▸ **Exercise objective**
Say how many lines contain "מדרש", using only the number.

= = = = =

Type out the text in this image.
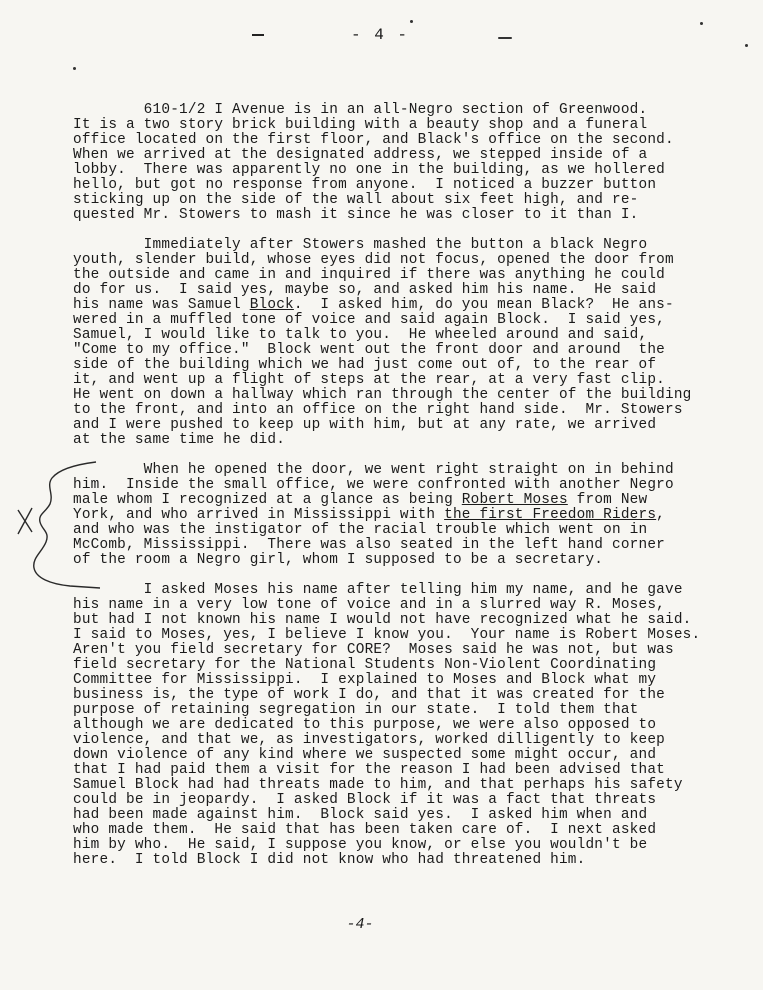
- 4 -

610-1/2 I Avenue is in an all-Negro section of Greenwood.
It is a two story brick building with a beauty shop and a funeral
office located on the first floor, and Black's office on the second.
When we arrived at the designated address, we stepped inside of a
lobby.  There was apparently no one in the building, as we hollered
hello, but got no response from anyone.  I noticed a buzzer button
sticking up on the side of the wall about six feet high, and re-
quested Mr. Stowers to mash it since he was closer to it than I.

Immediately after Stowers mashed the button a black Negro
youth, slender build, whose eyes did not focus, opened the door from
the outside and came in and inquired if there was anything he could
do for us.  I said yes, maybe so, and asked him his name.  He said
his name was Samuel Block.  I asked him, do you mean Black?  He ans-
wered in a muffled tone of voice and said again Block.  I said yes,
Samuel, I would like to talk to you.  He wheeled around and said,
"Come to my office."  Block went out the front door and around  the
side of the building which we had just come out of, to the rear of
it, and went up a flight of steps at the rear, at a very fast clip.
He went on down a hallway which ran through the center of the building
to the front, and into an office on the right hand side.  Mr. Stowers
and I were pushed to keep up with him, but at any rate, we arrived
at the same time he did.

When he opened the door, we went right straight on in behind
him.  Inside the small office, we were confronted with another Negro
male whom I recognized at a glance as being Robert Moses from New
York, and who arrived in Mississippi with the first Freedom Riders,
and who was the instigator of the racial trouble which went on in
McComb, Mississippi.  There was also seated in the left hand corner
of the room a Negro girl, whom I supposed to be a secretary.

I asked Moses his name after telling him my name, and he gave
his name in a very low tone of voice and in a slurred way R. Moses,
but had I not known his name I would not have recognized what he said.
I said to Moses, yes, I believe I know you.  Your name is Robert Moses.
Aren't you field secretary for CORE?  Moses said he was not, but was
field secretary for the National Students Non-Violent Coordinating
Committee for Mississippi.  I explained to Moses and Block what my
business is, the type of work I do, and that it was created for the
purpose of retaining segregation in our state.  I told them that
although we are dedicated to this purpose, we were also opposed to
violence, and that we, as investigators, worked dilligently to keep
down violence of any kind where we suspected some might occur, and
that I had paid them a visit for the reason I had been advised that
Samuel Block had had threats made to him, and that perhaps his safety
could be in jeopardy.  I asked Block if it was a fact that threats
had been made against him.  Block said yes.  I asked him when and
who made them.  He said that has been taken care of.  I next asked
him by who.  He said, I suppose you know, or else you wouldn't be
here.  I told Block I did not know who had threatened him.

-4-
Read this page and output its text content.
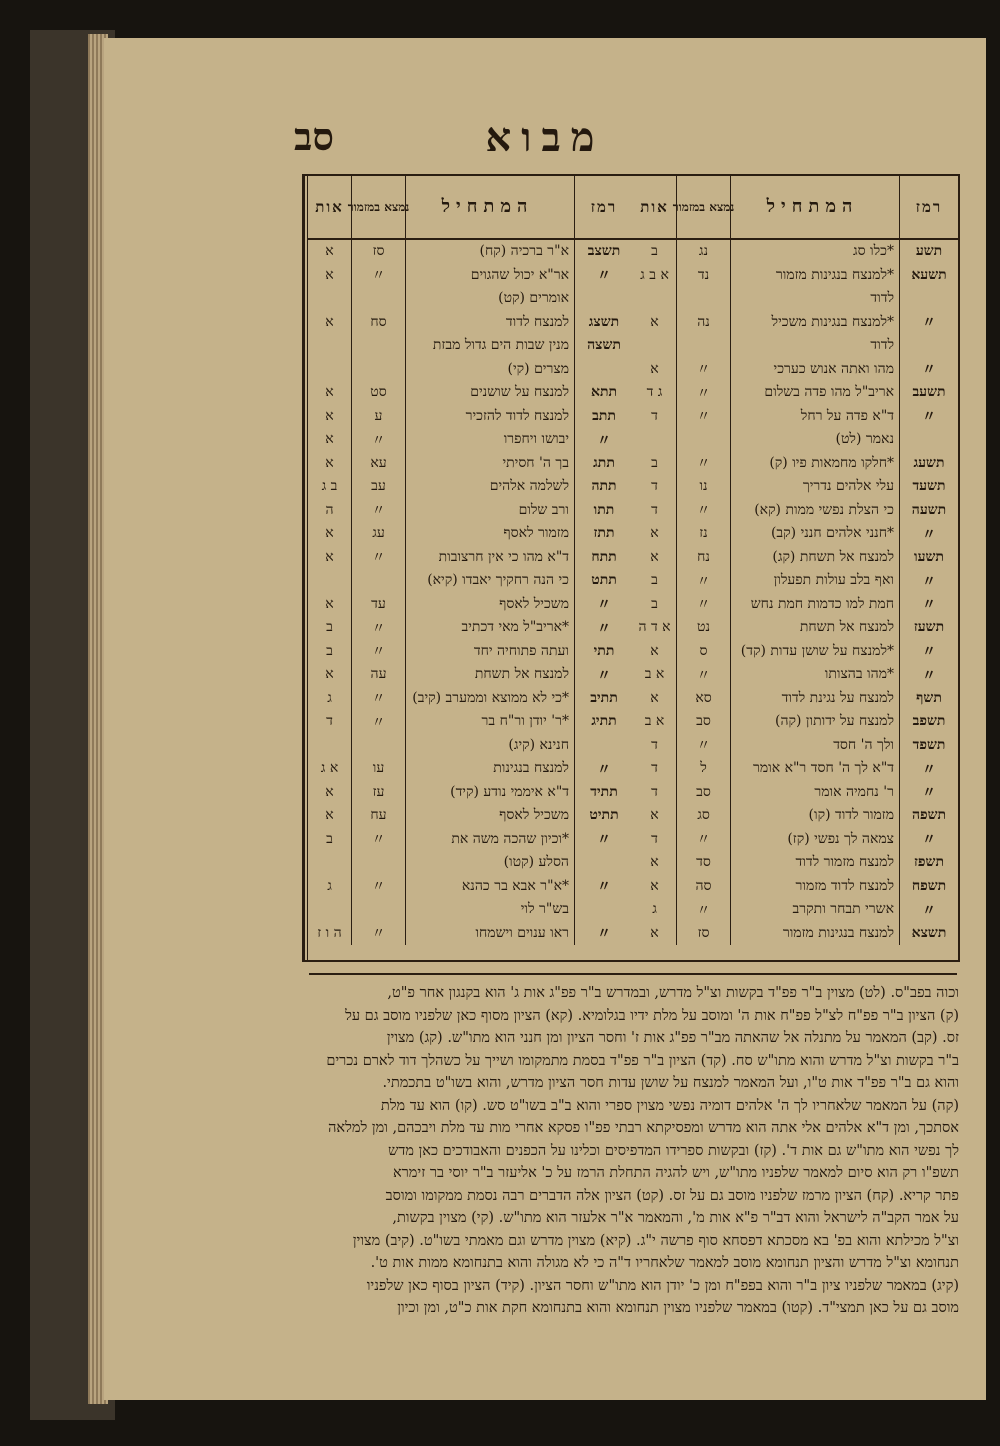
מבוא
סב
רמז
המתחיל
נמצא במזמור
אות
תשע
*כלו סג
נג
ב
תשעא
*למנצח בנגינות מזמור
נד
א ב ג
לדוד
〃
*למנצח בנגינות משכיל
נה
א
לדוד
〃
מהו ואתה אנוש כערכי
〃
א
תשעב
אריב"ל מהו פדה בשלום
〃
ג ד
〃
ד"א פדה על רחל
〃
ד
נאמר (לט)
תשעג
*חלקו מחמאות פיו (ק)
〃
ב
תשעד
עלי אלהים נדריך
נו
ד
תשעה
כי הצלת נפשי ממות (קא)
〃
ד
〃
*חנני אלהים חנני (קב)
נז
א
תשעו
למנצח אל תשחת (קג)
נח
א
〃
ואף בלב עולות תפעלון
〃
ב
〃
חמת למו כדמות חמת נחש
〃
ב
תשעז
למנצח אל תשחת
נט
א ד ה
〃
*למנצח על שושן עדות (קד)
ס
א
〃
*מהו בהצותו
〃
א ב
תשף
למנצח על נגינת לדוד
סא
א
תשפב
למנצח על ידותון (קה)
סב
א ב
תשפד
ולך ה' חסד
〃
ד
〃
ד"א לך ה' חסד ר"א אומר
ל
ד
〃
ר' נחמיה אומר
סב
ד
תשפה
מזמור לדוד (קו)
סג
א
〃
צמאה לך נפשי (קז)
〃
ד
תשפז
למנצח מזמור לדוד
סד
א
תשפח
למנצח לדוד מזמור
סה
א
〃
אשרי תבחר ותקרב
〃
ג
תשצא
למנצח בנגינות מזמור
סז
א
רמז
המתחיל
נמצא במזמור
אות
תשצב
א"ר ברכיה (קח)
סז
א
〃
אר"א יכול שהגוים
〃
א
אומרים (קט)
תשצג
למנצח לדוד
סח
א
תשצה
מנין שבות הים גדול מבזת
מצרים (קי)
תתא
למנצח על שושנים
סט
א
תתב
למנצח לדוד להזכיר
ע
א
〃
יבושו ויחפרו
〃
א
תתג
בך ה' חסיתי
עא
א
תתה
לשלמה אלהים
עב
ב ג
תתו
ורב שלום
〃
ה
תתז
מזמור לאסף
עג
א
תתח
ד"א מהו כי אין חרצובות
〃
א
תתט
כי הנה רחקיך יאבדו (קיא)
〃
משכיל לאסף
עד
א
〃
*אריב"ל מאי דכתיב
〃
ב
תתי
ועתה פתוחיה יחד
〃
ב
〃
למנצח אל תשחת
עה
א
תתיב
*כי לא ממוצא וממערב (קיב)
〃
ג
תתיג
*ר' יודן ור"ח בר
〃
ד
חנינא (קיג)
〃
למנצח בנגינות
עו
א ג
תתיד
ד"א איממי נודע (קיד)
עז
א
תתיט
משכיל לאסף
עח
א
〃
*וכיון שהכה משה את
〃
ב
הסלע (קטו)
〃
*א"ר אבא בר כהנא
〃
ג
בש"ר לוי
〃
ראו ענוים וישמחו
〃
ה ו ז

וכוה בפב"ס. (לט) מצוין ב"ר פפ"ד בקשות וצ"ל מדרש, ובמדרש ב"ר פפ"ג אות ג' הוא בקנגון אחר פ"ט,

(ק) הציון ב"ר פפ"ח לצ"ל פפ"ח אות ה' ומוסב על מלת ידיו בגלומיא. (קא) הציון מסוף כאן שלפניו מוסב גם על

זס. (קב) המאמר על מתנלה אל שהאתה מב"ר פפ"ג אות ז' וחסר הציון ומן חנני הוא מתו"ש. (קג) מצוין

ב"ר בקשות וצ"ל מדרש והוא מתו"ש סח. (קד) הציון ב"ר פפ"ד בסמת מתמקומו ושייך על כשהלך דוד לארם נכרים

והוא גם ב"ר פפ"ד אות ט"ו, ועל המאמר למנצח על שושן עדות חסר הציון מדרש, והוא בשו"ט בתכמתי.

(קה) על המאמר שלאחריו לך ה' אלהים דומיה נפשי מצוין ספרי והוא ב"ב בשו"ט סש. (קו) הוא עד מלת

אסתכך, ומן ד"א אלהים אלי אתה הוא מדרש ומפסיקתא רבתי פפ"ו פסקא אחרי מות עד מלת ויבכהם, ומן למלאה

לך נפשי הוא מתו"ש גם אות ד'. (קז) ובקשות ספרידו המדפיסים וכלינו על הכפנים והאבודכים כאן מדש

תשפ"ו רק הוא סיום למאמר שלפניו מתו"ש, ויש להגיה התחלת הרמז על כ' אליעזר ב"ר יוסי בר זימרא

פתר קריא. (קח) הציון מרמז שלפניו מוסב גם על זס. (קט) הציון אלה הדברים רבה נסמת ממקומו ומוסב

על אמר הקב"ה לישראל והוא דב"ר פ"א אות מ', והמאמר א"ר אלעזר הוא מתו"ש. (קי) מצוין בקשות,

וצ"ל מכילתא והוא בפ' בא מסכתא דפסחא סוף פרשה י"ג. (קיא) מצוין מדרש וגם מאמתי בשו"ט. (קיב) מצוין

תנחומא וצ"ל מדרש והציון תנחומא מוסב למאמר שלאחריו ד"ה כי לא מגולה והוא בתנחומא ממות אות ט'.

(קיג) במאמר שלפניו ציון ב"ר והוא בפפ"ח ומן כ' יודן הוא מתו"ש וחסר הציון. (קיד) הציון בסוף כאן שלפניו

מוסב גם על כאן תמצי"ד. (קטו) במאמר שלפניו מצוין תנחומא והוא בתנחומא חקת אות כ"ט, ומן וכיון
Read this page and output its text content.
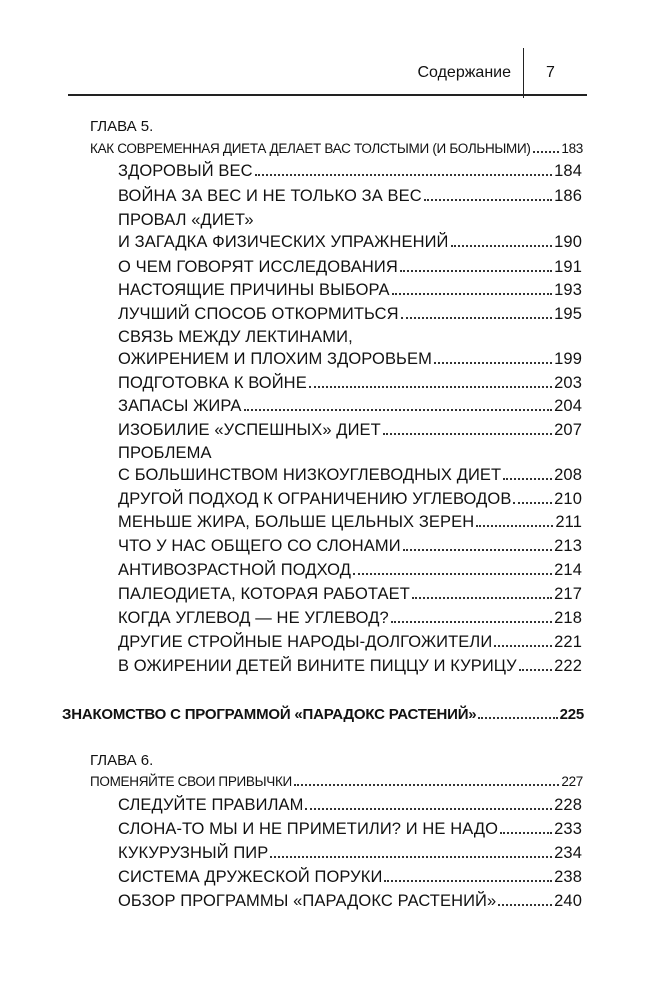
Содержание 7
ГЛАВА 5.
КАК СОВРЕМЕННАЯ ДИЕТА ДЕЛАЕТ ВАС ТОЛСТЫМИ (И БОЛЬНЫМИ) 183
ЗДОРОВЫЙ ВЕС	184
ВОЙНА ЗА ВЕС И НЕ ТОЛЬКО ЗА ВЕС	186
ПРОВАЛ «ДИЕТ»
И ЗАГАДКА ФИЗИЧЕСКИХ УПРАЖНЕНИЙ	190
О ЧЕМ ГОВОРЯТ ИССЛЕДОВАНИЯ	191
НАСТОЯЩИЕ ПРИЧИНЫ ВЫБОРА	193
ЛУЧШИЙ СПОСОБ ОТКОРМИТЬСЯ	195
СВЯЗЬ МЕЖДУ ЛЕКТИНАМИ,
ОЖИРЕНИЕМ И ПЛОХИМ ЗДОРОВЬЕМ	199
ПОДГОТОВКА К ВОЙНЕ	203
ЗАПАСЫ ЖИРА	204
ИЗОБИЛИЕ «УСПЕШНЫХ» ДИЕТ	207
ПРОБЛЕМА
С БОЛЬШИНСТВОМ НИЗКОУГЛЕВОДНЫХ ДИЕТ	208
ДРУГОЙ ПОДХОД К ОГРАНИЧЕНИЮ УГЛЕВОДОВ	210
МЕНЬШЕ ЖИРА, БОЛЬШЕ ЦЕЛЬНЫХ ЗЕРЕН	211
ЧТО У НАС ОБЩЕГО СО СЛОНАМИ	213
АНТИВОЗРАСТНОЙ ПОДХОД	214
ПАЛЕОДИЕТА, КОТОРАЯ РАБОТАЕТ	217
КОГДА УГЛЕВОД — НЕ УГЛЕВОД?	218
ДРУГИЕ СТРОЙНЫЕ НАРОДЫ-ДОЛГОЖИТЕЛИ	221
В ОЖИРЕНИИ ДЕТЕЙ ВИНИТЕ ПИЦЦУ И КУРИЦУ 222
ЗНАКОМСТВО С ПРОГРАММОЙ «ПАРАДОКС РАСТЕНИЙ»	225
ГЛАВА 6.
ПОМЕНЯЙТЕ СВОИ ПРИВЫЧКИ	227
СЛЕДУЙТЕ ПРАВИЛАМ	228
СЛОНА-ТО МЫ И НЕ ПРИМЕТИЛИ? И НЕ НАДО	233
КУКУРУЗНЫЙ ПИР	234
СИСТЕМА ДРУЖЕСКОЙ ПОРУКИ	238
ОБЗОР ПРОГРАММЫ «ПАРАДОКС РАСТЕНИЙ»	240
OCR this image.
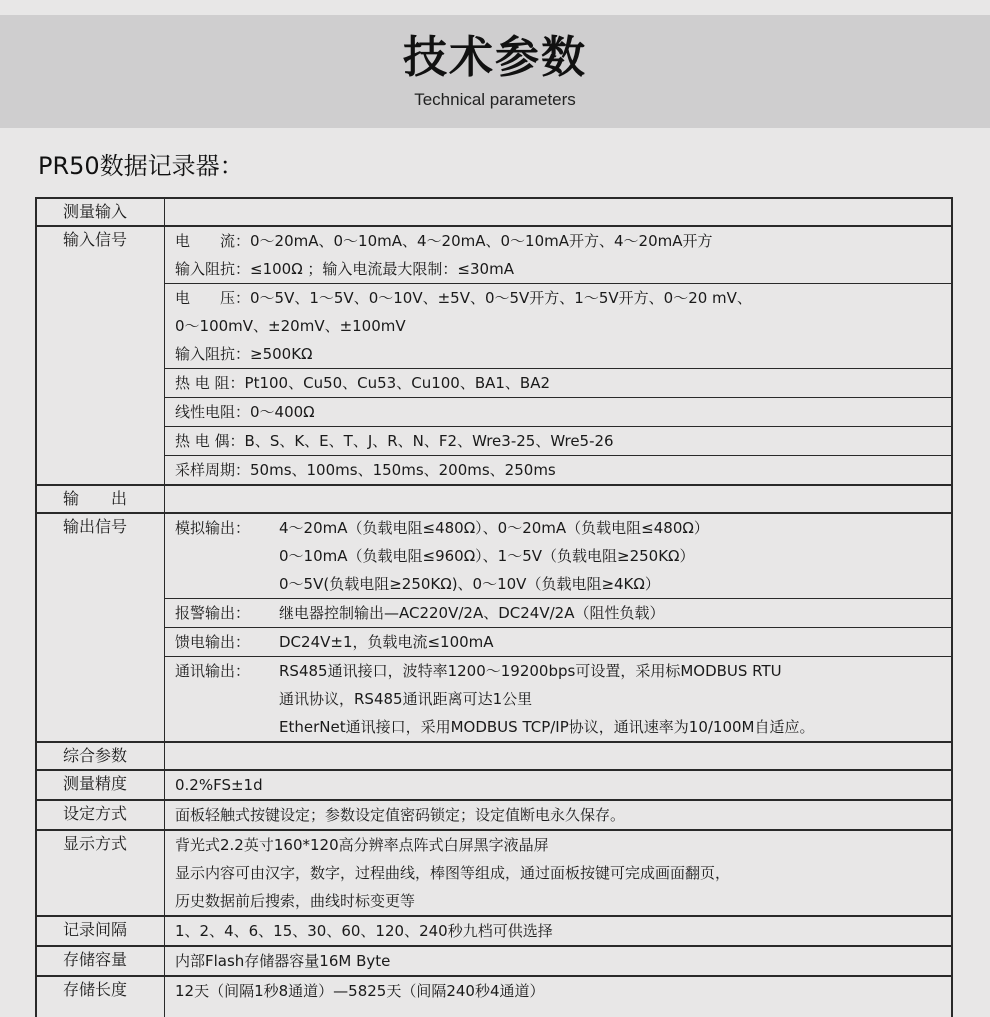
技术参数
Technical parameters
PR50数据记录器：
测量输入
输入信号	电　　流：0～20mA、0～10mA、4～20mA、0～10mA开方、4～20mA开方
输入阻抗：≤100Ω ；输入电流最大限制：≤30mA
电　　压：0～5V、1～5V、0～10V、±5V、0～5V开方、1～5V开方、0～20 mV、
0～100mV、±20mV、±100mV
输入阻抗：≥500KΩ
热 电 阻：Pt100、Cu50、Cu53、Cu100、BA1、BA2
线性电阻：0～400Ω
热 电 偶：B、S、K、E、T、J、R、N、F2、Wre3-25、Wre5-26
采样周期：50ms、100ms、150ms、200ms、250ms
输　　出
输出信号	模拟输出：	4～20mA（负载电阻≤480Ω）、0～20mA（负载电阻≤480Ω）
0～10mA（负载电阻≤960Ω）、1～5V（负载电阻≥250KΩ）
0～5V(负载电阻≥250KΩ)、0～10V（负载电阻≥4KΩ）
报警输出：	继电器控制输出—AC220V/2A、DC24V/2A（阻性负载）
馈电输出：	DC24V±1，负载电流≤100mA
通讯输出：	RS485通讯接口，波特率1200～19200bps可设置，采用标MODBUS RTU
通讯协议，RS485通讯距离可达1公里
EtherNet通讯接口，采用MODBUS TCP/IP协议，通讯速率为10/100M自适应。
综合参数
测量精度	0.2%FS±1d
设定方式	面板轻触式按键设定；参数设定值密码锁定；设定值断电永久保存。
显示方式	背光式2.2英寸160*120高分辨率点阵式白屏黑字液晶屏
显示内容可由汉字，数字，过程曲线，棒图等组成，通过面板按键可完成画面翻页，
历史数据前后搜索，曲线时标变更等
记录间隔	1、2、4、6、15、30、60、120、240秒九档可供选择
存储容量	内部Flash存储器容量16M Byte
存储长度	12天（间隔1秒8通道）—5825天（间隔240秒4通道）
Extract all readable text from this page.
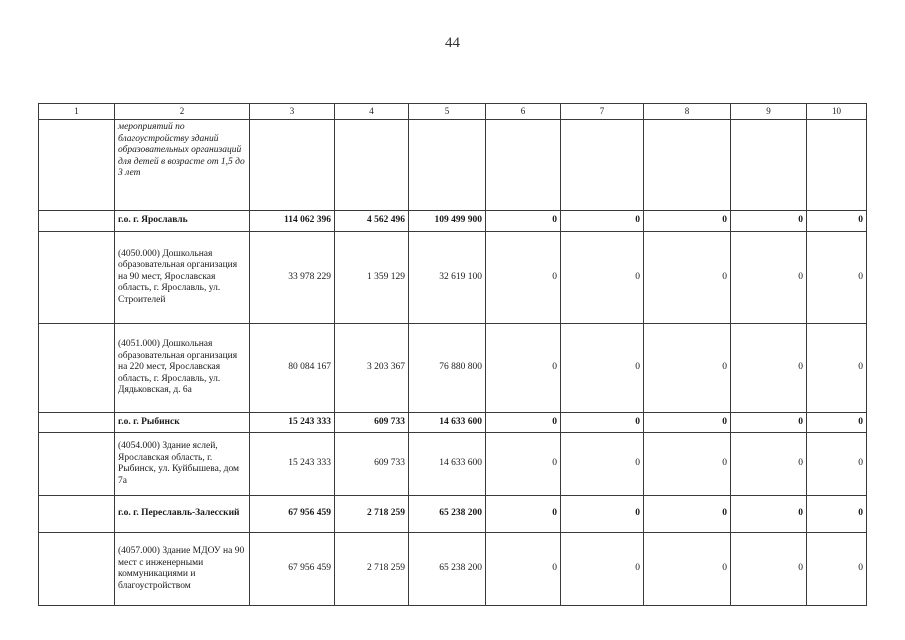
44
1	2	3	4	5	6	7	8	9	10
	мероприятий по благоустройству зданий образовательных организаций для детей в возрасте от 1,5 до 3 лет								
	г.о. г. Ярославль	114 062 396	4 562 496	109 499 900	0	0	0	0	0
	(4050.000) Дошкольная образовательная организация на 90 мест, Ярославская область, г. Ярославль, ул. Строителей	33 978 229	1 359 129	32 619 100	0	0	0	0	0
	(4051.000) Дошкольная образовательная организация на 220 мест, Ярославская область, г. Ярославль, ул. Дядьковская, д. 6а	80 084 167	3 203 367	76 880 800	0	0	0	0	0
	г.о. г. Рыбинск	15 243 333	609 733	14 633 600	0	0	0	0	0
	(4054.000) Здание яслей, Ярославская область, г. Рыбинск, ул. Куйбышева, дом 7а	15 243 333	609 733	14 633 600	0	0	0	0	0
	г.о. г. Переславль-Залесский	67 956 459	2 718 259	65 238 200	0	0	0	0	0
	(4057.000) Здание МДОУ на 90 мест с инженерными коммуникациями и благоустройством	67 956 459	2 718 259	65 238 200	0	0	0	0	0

= = = = =

▸ **Answer for the task**
6